# RECORDS FOR THE TASK:
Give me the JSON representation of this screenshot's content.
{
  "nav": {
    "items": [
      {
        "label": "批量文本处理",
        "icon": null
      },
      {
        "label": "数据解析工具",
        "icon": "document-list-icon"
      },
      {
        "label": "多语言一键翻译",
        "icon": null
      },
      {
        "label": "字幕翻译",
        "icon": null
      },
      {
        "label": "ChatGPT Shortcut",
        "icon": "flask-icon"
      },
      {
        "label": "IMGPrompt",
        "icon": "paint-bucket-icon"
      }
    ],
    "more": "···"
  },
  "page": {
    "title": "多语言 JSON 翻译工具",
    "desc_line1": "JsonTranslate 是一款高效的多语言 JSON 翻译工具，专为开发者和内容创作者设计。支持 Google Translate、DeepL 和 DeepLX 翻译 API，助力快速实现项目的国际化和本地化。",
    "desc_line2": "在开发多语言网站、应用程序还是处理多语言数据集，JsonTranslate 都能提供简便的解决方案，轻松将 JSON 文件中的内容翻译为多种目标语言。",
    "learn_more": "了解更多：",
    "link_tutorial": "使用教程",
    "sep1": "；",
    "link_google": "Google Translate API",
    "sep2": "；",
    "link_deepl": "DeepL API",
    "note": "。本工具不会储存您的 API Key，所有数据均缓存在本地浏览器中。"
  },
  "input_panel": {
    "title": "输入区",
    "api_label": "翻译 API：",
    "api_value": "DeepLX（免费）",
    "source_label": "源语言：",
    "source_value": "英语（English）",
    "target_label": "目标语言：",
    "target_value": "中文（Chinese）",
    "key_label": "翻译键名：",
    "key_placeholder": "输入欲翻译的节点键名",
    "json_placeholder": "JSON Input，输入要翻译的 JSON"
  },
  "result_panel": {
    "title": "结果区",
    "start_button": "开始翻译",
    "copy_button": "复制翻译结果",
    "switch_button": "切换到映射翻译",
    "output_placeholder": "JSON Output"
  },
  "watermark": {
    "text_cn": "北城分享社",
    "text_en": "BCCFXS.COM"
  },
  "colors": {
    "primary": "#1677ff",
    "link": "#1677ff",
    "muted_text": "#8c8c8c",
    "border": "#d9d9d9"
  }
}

# PROBLEM DESCRIPTION:
The required output is the number of lines containing the word "title", and nothing besides.

# WORKED ANSWER:
3